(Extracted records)
_ _ _ _ _ _ _

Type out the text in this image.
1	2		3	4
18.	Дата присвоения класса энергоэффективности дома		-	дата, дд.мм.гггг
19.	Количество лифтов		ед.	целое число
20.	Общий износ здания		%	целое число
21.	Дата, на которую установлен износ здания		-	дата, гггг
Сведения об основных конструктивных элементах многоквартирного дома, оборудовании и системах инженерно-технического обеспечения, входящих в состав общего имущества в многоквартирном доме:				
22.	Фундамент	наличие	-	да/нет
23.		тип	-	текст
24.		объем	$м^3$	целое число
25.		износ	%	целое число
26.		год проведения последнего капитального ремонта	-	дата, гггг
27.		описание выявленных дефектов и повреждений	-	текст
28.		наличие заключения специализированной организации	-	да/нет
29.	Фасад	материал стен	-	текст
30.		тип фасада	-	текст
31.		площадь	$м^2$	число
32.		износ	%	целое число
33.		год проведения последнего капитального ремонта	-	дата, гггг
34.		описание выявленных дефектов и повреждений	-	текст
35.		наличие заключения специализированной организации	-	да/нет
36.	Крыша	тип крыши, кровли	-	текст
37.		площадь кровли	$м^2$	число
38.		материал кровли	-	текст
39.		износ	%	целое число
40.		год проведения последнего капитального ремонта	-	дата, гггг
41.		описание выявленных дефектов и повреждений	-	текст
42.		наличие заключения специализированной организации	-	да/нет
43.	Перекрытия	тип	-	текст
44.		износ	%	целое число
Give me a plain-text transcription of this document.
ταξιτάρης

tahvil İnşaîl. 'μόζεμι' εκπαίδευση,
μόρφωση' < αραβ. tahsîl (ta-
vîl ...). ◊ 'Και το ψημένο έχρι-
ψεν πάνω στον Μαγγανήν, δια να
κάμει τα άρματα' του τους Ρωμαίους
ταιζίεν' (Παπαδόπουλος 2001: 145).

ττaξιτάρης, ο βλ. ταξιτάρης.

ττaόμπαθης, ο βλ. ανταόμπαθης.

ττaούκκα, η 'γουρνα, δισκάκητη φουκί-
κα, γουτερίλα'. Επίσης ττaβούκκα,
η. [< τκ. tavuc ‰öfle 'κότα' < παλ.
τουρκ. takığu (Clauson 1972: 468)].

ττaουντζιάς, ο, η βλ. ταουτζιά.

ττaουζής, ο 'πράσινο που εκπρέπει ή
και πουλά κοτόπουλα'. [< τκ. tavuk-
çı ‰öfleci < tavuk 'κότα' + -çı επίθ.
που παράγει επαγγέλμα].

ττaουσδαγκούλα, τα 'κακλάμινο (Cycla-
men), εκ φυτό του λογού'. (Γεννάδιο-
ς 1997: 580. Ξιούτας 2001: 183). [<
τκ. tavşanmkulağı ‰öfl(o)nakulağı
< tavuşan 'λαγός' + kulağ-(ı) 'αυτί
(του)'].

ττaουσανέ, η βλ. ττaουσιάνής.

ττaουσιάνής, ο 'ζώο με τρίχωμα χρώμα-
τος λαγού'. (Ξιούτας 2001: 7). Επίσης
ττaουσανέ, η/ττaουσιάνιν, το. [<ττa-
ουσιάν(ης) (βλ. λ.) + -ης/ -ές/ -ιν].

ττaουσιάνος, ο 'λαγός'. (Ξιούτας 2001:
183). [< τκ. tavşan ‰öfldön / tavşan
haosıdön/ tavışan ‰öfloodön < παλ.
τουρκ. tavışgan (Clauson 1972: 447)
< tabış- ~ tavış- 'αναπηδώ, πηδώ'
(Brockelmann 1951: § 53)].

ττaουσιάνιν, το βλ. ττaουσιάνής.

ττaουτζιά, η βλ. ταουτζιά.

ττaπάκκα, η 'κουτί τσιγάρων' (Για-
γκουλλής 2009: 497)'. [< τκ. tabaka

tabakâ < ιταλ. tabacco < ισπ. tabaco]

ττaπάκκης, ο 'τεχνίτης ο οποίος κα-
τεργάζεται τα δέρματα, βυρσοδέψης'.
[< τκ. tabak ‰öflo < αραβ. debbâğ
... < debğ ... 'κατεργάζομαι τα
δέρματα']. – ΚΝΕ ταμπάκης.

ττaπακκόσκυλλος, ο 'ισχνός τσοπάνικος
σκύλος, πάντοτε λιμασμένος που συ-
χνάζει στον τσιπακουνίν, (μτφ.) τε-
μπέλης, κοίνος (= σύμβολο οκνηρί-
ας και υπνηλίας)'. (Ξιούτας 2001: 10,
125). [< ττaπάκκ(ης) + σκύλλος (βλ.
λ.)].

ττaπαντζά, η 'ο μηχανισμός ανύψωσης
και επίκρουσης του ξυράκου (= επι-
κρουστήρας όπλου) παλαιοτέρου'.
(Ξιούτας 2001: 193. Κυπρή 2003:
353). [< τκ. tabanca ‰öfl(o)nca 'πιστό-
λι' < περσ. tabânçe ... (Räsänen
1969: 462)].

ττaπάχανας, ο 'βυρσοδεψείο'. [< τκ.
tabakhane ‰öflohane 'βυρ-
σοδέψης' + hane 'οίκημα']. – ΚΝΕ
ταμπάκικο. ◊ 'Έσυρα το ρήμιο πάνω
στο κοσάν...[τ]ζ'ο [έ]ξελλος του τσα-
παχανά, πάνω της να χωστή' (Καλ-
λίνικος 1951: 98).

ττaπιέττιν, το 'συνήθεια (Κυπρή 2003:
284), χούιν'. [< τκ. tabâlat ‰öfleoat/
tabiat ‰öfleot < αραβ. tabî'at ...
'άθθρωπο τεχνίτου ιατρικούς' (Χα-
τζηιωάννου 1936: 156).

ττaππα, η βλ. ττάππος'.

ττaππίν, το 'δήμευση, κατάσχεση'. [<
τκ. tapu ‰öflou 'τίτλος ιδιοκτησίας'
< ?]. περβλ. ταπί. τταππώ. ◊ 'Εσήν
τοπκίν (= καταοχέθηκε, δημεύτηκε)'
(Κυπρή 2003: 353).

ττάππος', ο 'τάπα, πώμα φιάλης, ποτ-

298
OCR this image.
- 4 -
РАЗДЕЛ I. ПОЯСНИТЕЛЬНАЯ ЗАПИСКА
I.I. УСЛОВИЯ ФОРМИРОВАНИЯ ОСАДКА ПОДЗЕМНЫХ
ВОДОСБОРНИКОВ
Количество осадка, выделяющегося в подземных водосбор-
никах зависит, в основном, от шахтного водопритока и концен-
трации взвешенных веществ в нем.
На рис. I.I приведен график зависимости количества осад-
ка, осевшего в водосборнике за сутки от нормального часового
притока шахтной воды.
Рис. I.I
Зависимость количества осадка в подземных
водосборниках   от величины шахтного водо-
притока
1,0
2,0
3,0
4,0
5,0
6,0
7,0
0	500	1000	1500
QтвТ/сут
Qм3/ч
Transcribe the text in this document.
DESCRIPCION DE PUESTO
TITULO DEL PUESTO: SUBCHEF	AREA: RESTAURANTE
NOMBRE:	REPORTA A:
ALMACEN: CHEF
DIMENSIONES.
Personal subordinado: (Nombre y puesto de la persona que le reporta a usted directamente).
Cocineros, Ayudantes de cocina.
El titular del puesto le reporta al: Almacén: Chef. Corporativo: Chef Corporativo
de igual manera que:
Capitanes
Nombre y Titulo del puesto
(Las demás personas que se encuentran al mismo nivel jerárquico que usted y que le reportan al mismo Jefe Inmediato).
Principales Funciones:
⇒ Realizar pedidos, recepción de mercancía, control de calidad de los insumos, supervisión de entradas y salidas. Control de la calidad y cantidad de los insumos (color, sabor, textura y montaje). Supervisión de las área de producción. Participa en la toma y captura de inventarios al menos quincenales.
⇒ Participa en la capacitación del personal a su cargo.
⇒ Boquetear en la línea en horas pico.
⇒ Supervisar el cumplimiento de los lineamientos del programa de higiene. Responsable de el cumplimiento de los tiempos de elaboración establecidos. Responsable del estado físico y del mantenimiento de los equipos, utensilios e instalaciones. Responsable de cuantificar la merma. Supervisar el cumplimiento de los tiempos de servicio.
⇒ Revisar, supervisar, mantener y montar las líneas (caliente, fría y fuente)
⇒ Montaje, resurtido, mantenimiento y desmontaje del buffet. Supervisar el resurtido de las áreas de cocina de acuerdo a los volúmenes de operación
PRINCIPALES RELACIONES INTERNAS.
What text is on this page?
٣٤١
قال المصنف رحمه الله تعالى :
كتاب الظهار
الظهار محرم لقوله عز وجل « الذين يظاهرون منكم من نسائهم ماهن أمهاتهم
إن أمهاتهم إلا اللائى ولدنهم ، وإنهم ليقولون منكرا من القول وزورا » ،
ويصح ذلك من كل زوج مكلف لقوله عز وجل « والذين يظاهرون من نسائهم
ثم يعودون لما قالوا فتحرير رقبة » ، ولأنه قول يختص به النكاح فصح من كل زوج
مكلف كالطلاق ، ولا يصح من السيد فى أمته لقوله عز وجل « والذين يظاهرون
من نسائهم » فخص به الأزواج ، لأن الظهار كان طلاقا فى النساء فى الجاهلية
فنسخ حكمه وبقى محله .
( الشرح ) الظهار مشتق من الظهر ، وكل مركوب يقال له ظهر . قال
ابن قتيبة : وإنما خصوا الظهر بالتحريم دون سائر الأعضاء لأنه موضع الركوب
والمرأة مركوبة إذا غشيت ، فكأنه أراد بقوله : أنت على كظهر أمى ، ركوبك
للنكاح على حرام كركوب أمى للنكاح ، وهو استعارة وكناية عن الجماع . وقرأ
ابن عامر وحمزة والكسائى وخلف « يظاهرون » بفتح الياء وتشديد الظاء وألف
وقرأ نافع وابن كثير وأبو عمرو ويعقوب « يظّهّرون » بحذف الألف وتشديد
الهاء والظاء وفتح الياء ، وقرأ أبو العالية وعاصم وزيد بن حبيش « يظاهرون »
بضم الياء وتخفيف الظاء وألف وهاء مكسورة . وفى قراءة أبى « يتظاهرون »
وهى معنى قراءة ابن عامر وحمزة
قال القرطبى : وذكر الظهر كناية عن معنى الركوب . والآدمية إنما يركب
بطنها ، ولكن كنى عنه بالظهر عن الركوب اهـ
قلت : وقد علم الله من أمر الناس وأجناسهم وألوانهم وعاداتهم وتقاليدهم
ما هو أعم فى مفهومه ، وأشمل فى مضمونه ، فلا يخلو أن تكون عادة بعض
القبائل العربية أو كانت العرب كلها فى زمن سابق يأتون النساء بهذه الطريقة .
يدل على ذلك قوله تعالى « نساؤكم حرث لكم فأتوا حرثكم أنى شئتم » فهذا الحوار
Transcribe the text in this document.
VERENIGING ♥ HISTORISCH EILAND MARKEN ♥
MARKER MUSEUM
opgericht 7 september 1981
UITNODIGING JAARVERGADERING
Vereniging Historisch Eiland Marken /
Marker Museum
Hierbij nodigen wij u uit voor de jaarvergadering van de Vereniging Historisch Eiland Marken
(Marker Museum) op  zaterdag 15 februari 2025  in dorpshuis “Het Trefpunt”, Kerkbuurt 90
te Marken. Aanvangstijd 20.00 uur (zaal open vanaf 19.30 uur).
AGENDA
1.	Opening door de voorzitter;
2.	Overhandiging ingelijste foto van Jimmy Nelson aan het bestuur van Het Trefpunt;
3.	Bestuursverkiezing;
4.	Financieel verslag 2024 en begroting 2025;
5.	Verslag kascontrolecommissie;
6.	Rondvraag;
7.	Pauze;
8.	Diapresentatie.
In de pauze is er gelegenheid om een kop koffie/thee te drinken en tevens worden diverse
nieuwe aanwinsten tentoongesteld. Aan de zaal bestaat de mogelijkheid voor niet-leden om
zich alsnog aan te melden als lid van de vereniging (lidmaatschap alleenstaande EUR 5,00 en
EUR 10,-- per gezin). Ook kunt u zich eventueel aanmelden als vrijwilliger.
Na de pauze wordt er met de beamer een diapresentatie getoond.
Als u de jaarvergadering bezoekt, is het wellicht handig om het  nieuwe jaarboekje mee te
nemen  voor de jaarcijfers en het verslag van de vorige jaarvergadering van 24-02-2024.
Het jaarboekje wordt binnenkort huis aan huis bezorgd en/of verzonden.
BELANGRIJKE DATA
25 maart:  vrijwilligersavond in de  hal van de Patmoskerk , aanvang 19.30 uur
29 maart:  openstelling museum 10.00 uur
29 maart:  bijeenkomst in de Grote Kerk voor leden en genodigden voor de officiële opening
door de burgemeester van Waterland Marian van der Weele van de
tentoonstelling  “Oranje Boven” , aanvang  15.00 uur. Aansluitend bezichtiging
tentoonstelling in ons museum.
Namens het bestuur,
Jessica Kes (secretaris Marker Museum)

_ _ _ _ _ _ _

## PROBLEM TO SOLVE
Track down every line with the word "количества" and copy it.

## EXERCISE SOLUTION
На рис. I.I приведен график зависимости количества осад-
Зависимость количества осадка в подземных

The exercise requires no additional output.